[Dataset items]
————————

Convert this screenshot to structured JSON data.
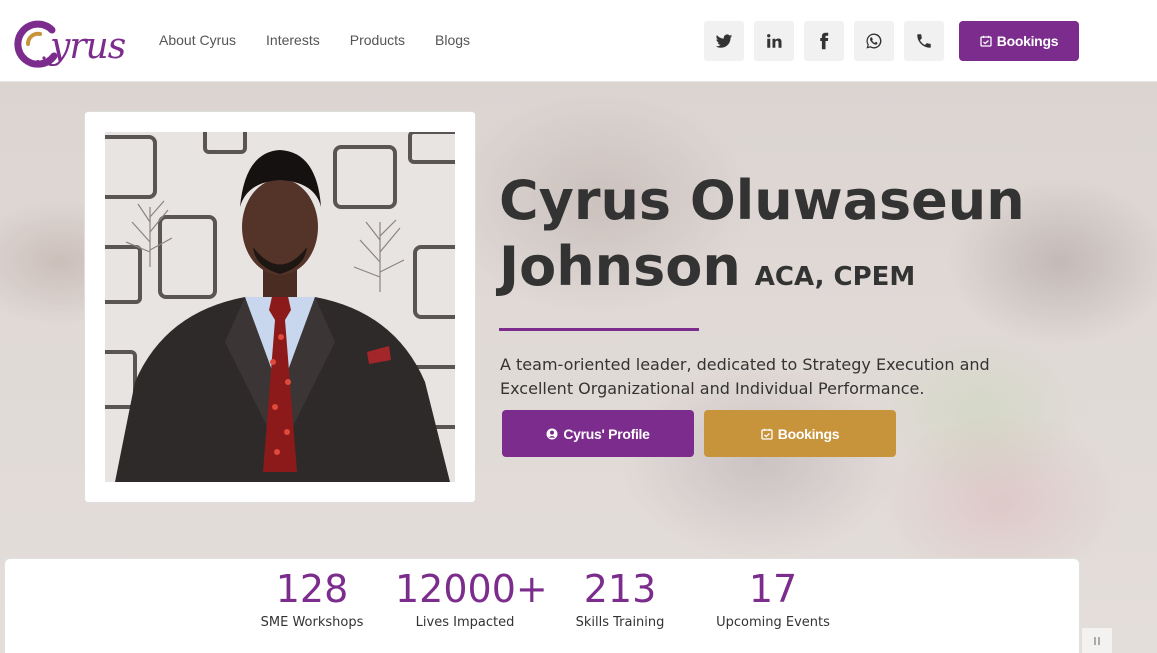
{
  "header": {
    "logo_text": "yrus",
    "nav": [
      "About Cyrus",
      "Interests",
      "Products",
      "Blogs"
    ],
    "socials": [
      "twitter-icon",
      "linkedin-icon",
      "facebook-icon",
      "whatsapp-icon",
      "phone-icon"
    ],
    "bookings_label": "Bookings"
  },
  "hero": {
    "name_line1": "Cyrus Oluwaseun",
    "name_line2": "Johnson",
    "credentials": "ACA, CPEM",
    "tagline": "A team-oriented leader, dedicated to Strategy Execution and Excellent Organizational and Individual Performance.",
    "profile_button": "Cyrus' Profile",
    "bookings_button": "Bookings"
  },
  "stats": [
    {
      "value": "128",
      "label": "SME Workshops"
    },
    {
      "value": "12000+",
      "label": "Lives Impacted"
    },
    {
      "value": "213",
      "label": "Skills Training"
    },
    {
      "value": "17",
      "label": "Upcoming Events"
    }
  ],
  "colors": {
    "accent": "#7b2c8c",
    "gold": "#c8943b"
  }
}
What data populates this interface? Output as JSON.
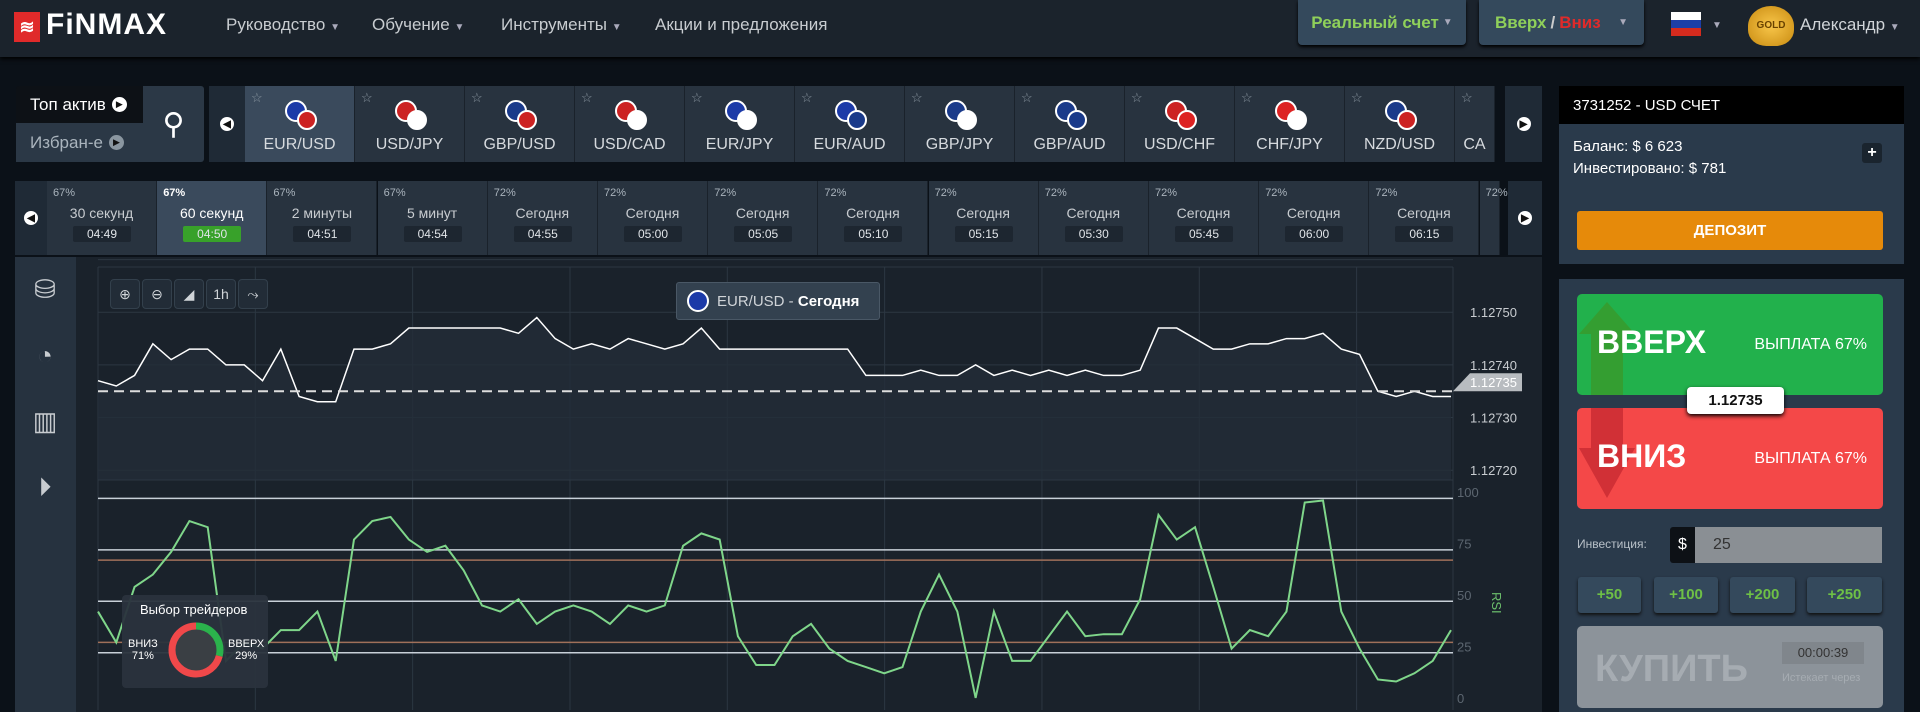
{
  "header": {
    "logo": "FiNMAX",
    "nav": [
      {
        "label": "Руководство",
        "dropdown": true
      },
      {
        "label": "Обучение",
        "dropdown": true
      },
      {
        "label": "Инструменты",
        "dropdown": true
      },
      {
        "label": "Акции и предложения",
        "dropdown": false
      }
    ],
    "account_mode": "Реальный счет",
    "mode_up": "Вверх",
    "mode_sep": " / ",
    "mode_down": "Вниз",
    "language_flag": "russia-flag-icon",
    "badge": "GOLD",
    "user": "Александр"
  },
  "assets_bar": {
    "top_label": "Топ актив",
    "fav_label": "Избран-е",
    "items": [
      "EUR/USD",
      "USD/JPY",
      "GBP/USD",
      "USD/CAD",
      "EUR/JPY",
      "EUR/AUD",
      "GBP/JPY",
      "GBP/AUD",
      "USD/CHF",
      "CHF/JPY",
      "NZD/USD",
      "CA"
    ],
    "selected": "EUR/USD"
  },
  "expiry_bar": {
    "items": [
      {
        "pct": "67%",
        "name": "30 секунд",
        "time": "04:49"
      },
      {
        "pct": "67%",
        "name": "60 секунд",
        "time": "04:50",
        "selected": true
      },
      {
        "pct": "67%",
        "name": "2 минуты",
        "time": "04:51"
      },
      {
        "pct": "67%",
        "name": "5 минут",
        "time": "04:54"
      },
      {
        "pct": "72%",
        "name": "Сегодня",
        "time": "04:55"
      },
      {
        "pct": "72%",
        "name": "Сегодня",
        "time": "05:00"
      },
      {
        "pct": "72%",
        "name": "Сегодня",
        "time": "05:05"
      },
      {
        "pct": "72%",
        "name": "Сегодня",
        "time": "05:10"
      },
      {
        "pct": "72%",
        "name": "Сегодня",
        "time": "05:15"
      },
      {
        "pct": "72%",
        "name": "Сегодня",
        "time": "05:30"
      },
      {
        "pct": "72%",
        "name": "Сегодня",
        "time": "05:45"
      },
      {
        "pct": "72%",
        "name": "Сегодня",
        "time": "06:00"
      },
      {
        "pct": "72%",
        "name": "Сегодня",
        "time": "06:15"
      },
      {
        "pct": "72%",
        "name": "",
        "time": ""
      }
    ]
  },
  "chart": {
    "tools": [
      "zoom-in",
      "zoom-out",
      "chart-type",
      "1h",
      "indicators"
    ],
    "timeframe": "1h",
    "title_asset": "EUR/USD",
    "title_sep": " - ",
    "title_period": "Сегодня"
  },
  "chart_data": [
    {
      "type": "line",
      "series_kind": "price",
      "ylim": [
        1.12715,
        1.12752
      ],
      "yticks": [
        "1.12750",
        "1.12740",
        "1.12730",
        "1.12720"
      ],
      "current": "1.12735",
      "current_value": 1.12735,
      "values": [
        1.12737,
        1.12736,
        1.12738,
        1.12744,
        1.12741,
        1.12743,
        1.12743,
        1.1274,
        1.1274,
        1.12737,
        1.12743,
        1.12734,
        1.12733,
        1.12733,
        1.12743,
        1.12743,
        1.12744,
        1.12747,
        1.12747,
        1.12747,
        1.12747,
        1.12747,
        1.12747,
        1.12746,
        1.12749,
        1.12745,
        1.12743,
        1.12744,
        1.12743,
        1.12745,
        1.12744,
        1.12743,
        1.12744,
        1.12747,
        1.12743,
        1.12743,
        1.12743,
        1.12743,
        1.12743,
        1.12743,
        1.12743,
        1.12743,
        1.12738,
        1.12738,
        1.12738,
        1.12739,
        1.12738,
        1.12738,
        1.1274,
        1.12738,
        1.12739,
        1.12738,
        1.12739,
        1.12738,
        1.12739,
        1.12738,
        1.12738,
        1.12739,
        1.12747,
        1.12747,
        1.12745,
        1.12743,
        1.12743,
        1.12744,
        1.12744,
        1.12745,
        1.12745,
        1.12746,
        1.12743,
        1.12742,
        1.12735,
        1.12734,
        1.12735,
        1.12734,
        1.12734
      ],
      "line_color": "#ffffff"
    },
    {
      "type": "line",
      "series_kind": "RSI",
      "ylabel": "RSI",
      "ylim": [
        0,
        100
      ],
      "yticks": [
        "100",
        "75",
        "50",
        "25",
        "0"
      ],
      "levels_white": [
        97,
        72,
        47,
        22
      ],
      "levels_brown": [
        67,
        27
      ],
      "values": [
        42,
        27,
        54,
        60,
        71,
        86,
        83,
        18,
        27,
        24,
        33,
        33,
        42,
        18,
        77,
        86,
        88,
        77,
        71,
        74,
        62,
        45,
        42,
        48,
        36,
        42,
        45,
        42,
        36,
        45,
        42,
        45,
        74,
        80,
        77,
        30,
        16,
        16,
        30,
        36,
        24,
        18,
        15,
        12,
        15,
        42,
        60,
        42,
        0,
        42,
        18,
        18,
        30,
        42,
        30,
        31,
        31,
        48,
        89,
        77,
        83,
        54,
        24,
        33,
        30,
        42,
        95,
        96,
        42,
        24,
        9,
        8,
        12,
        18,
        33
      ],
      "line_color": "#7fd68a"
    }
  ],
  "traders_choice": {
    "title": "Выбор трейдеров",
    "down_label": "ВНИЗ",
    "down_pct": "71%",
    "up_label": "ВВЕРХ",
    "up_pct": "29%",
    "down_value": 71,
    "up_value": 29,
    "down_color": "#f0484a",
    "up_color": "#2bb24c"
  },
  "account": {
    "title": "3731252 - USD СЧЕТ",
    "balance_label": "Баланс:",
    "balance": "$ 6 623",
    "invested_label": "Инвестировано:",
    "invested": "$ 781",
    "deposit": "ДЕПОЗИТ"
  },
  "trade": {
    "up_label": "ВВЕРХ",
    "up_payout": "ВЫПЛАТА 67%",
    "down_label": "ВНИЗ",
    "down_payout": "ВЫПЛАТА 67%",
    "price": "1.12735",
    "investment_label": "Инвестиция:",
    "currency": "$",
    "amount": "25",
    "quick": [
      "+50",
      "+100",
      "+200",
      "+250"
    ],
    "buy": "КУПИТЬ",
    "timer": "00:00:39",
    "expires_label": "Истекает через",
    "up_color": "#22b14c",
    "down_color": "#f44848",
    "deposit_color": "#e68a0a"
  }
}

————————

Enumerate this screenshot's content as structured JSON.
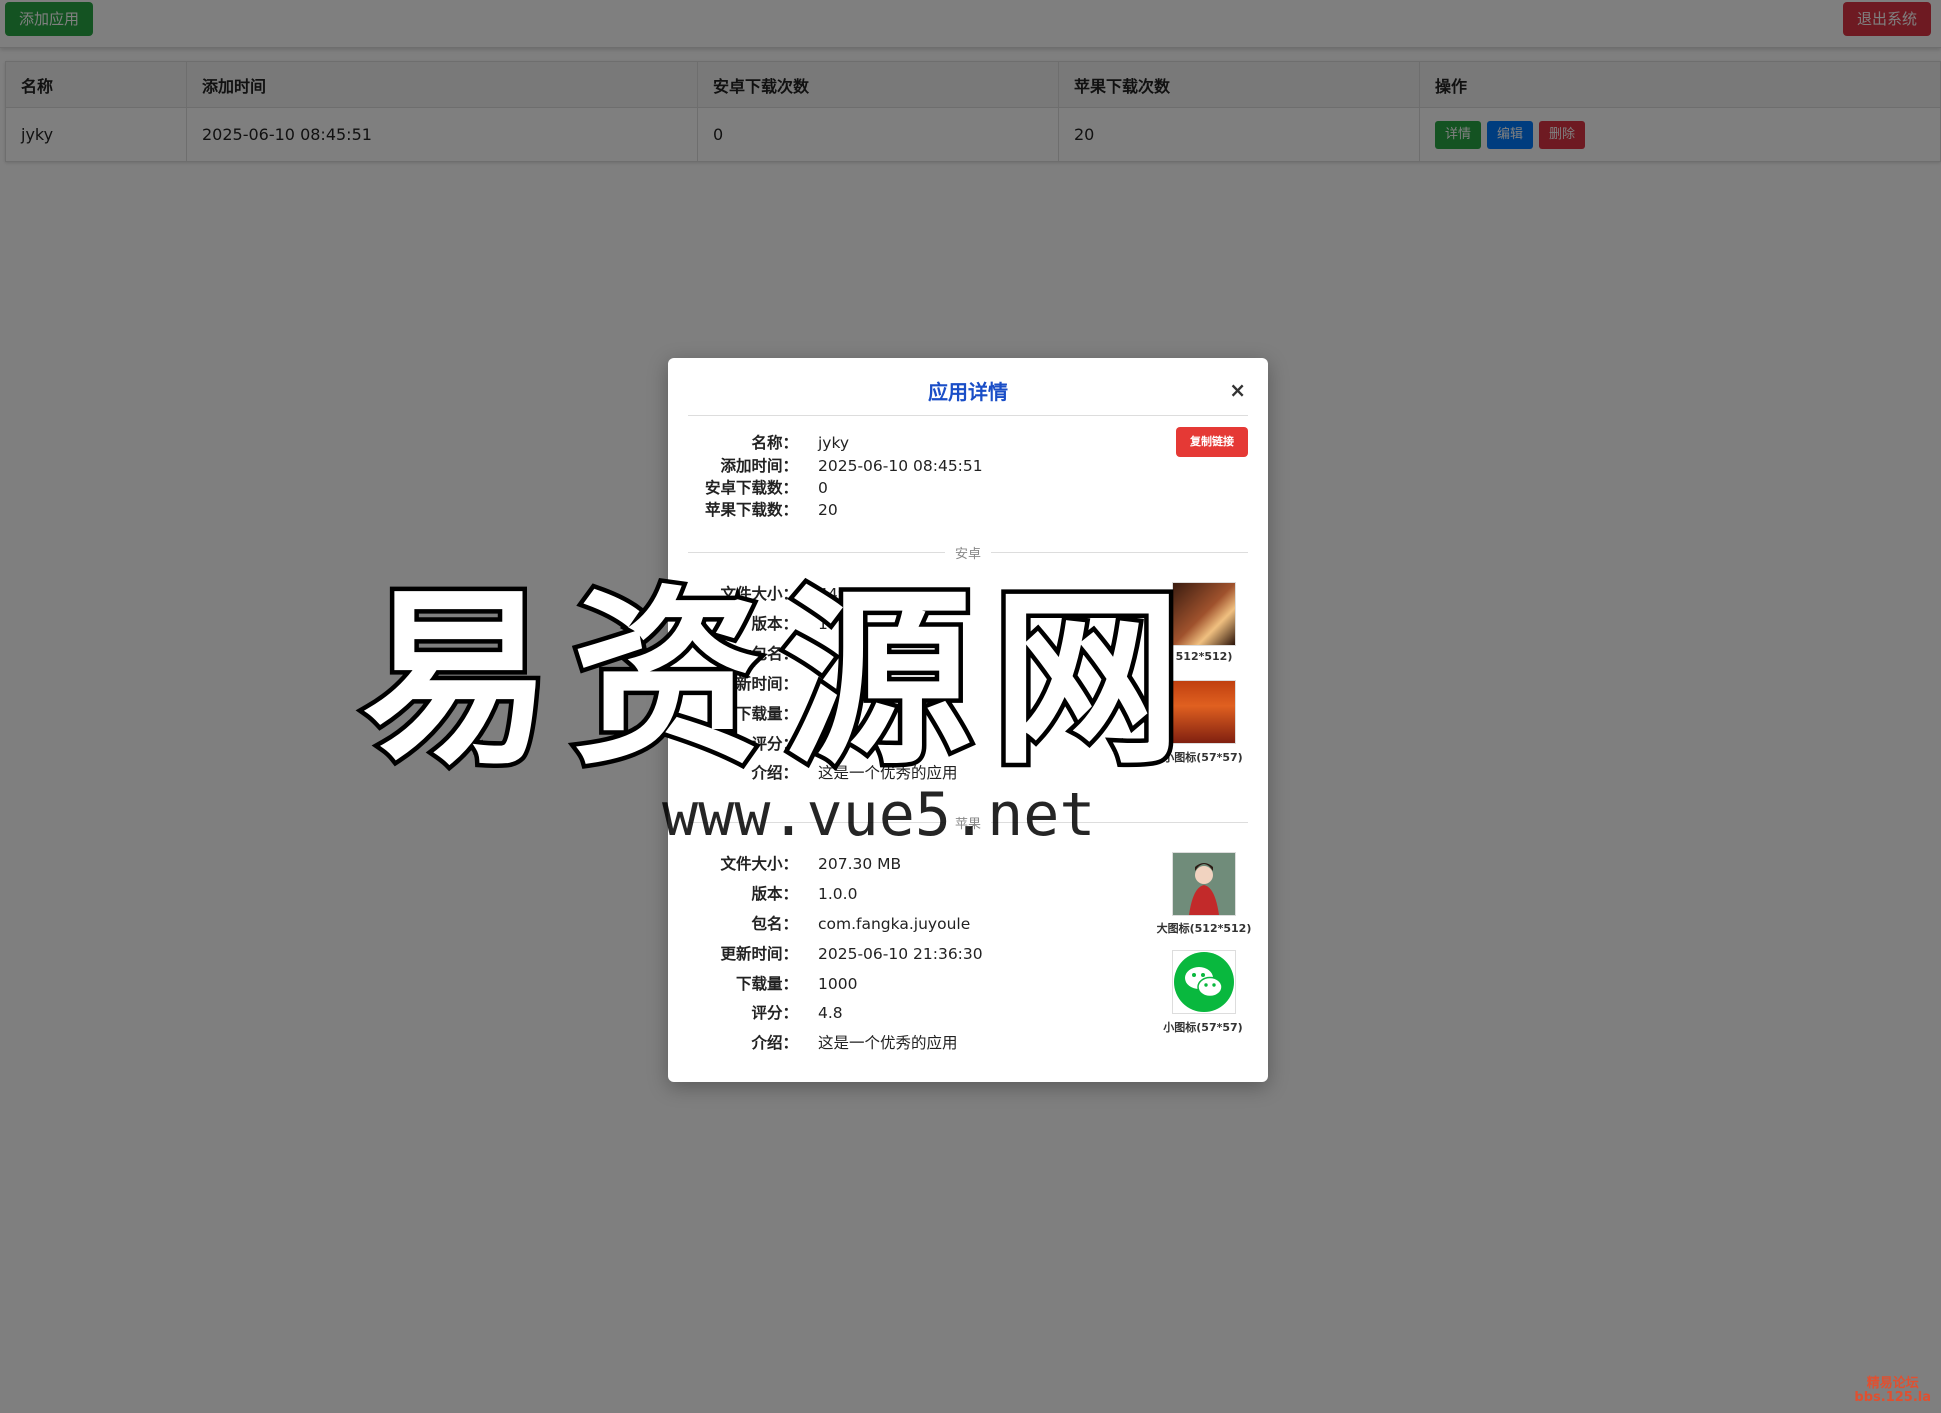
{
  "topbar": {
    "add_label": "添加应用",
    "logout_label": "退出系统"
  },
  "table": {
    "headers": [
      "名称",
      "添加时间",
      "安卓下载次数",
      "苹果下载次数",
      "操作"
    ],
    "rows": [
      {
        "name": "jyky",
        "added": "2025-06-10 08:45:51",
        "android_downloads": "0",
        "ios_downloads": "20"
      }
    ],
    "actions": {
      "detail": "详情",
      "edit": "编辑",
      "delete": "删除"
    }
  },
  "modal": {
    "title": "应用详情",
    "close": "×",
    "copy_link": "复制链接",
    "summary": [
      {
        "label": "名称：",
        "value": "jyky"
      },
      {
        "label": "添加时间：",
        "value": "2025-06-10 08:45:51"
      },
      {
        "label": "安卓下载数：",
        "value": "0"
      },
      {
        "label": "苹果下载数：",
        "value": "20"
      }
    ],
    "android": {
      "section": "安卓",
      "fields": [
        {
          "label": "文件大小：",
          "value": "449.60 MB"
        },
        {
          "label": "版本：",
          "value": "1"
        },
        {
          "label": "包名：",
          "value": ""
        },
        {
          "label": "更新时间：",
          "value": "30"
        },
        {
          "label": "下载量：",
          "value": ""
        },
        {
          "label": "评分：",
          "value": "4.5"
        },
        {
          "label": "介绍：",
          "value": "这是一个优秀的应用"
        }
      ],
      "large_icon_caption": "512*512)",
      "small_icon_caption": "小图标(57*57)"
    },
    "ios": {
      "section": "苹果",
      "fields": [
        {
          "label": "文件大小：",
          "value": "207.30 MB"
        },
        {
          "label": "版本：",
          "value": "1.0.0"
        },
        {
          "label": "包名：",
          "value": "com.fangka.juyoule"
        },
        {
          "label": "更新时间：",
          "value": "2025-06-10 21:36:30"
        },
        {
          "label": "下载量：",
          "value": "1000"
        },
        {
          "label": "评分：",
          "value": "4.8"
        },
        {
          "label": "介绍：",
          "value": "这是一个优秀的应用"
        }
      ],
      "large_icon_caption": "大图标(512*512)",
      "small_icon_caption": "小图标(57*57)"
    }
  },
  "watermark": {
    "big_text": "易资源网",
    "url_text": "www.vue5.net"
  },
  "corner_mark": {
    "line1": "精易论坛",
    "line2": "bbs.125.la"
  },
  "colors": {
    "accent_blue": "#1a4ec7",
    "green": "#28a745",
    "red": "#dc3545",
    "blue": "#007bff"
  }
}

————————

Using the records above, copy each line that contains "ВЫПЛАТА".

    "up_payout": "ВЫПЛАТА 67%",
    "down_payout": "ВЫПЛАТА 67%",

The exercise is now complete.